In the entries that follow, find the word "images" and report each line it is on.

--- START OF Records for processing ---

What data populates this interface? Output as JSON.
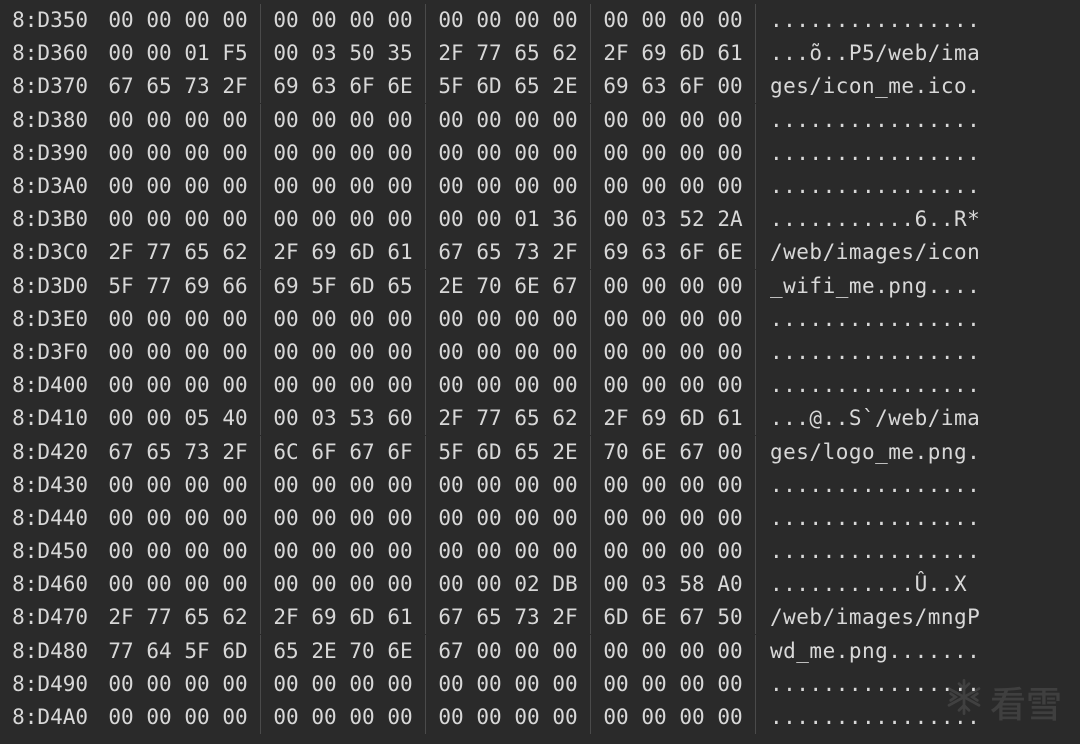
{
  "watermark": {
    "text": "看雪"
  },
  "rows": [
    {
      "offset": "8:D350",
      "bytes": [
        "00",
        "00",
        "00",
        "00",
        "00",
        "00",
        "00",
        "00",
        "00",
        "00",
        "00",
        "00",
        "00",
        "00",
        "00",
        "00"
      ],
      "ascii": "................"
    },
    {
      "offset": "8:D360",
      "bytes": [
        "00",
        "00",
        "01",
        "F5",
        "00",
        "03",
        "50",
        "35",
        "2F",
        "77",
        "65",
        "62",
        "2F",
        "69",
        "6D",
        "61"
      ],
      "ascii": "...õ..P5/web/ima"
    },
    {
      "offset": "8:D370",
      "bytes": [
        "67",
        "65",
        "73",
        "2F",
        "69",
        "63",
        "6F",
        "6E",
        "5F",
        "6D",
        "65",
        "2E",
        "69",
        "63",
        "6F",
        "00"
      ],
      "ascii": "ges/icon_me.ico."
    },
    {
      "offset": "8:D380",
      "bytes": [
        "00",
        "00",
        "00",
        "00",
        "00",
        "00",
        "00",
        "00",
        "00",
        "00",
        "00",
        "00",
        "00",
        "00",
        "00",
        "00"
      ],
      "ascii": "................"
    },
    {
      "offset": "8:D390",
      "bytes": [
        "00",
        "00",
        "00",
        "00",
        "00",
        "00",
        "00",
        "00",
        "00",
        "00",
        "00",
        "00",
        "00",
        "00",
        "00",
        "00"
      ],
      "ascii": "................"
    },
    {
      "offset": "8:D3A0",
      "bytes": [
        "00",
        "00",
        "00",
        "00",
        "00",
        "00",
        "00",
        "00",
        "00",
        "00",
        "00",
        "00",
        "00",
        "00",
        "00",
        "00"
      ],
      "ascii": "................"
    },
    {
      "offset": "8:D3B0",
      "bytes": [
        "00",
        "00",
        "00",
        "00",
        "00",
        "00",
        "00",
        "00",
        "00",
        "00",
        "01",
        "36",
        "00",
        "03",
        "52",
        "2A"
      ],
      "ascii": "...........6..R*"
    },
    {
      "offset": "8:D3C0",
      "bytes": [
        "2F",
        "77",
        "65",
        "62",
        "2F",
        "69",
        "6D",
        "61",
        "67",
        "65",
        "73",
        "2F",
        "69",
        "63",
        "6F",
        "6E"
      ],
      "ascii": "/web/images/icon"
    },
    {
      "offset": "8:D3D0",
      "bytes": [
        "5F",
        "77",
        "69",
        "66",
        "69",
        "5F",
        "6D",
        "65",
        "2E",
        "70",
        "6E",
        "67",
        "00",
        "00",
        "00",
        "00"
      ],
      "ascii": "_wifi_me.png...."
    },
    {
      "offset": "8:D3E0",
      "bytes": [
        "00",
        "00",
        "00",
        "00",
        "00",
        "00",
        "00",
        "00",
        "00",
        "00",
        "00",
        "00",
        "00",
        "00",
        "00",
        "00"
      ],
      "ascii": "................"
    },
    {
      "offset": "8:D3F0",
      "bytes": [
        "00",
        "00",
        "00",
        "00",
        "00",
        "00",
        "00",
        "00",
        "00",
        "00",
        "00",
        "00",
        "00",
        "00",
        "00",
        "00"
      ],
      "ascii": "................"
    },
    {
      "offset": "8:D400",
      "bytes": [
        "00",
        "00",
        "00",
        "00",
        "00",
        "00",
        "00",
        "00",
        "00",
        "00",
        "00",
        "00",
        "00",
        "00",
        "00",
        "00"
      ],
      "ascii": "................"
    },
    {
      "offset": "8:D410",
      "bytes": [
        "00",
        "00",
        "05",
        "40",
        "00",
        "03",
        "53",
        "60",
        "2F",
        "77",
        "65",
        "62",
        "2F",
        "69",
        "6D",
        "61"
      ],
      "ascii": "...@..S`/web/ima"
    },
    {
      "offset": "8:D420",
      "bytes": [
        "67",
        "65",
        "73",
        "2F",
        "6C",
        "6F",
        "67",
        "6F",
        "5F",
        "6D",
        "65",
        "2E",
        "70",
        "6E",
        "67",
        "00"
      ],
      "ascii": "ges/logo_me.png."
    },
    {
      "offset": "8:D430",
      "bytes": [
        "00",
        "00",
        "00",
        "00",
        "00",
        "00",
        "00",
        "00",
        "00",
        "00",
        "00",
        "00",
        "00",
        "00",
        "00",
        "00"
      ],
      "ascii": "................"
    },
    {
      "offset": "8:D440",
      "bytes": [
        "00",
        "00",
        "00",
        "00",
        "00",
        "00",
        "00",
        "00",
        "00",
        "00",
        "00",
        "00",
        "00",
        "00",
        "00",
        "00"
      ],
      "ascii": "................"
    },
    {
      "offset": "8:D450",
      "bytes": [
        "00",
        "00",
        "00",
        "00",
        "00",
        "00",
        "00",
        "00",
        "00",
        "00",
        "00",
        "00",
        "00",
        "00",
        "00",
        "00"
      ],
      "ascii": "................"
    },
    {
      "offset": "8:D460",
      "bytes": [
        "00",
        "00",
        "00",
        "00",
        "00",
        "00",
        "00",
        "00",
        "00",
        "00",
        "02",
        "DB",
        "00",
        "03",
        "58",
        "A0"
      ],
      "ascii": "...........Û..X "
    },
    {
      "offset": "8:D470",
      "bytes": [
        "2F",
        "77",
        "65",
        "62",
        "2F",
        "69",
        "6D",
        "61",
        "67",
        "65",
        "73",
        "2F",
        "6D",
        "6E",
        "67",
        "50"
      ],
      "ascii": "/web/images/mngP"
    },
    {
      "offset": "8:D480",
      "bytes": [
        "77",
        "64",
        "5F",
        "6D",
        "65",
        "2E",
        "70",
        "6E",
        "67",
        "00",
        "00",
        "00",
        "00",
        "00",
        "00",
        "00"
      ],
      "ascii": "wd_me.png......."
    },
    {
      "offset": "8:D490",
      "bytes": [
        "00",
        "00",
        "00",
        "00",
        "00",
        "00",
        "00",
        "00",
        "00",
        "00",
        "00",
        "00",
        "00",
        "00",
        "00",
        "00"
      ],
      "ascii": "................"
    },
    {
      "offset": "8:D4A0",
      "bytes": [
        "00",
        "00",
        "00",
        "00",
        "00",
        "00",
        "00",
        "00",
        "00",
        "00",
        "00",
        "00",
        "00",
        "00",
        "00",
        "00"
      ],
      "ascii": "................"
    }
  ]
}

--- END OF Records for processing ---

• **Exercise answer**
      "ascii": "/web/images/icon"
      "ascii": "/web/images/mngP"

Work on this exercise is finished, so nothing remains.